EXERCISE TASK:
Give every entry again, word for word and in full.
========
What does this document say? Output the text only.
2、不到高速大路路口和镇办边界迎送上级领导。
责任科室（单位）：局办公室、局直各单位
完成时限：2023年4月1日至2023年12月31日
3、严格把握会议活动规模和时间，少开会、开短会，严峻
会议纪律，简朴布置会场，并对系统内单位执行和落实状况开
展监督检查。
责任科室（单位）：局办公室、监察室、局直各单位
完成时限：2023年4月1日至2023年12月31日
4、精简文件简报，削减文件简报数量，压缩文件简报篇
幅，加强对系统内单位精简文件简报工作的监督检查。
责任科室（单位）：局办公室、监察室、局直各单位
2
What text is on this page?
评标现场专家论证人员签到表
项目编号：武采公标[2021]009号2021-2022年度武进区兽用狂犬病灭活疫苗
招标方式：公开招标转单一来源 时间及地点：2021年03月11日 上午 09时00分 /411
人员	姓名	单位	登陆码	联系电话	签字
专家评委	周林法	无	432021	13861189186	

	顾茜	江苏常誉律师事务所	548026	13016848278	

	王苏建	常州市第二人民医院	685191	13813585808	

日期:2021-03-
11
========
FINISHED TASK:
What does this document say? Output the text only.
2、不到高速大路路口和镇办边界迎送上级领导。
责任科室（单位）：局办公室、局直各单位
完成时限：2023年4月1日至2023年12月31日
3、严格把握会议活动规模和时间，少开会、开短会，严峻
会议纪律，简朴布置会场，并对系统内单位执行和落实状况开
展监督检查。
责任科室（单位）：局办公室、监察室、局直各单位
完成时限：2023年4月1日至2023年12月31日
4、精简文件简报，削减文件简报数量，压缩文件简报篇
幅，加强对系统内单位精简文件简报工作的监督检查。
责任科室（单位）：局办公室、监察室、局直各单位
2
What text is on this page?
评标现场专家论证人员签到表
项目编号：武采公标[2021]009号2021-2022年度武进区兽用狂犬病灭活疫苗
招标方式：公开招标转单一来源 时间及地点：2021年03月11日 上午 09时00分 /411
人员	姓名	单位	登陆码	联系电话	签字
专家评委	周林法	无	432021	13861189186	

	顾茜	江苏常誉律师事务所	548026	13016848278	

	王苏建	常州市第二人民医院	685191	13813585808	

日期:2021-03-
11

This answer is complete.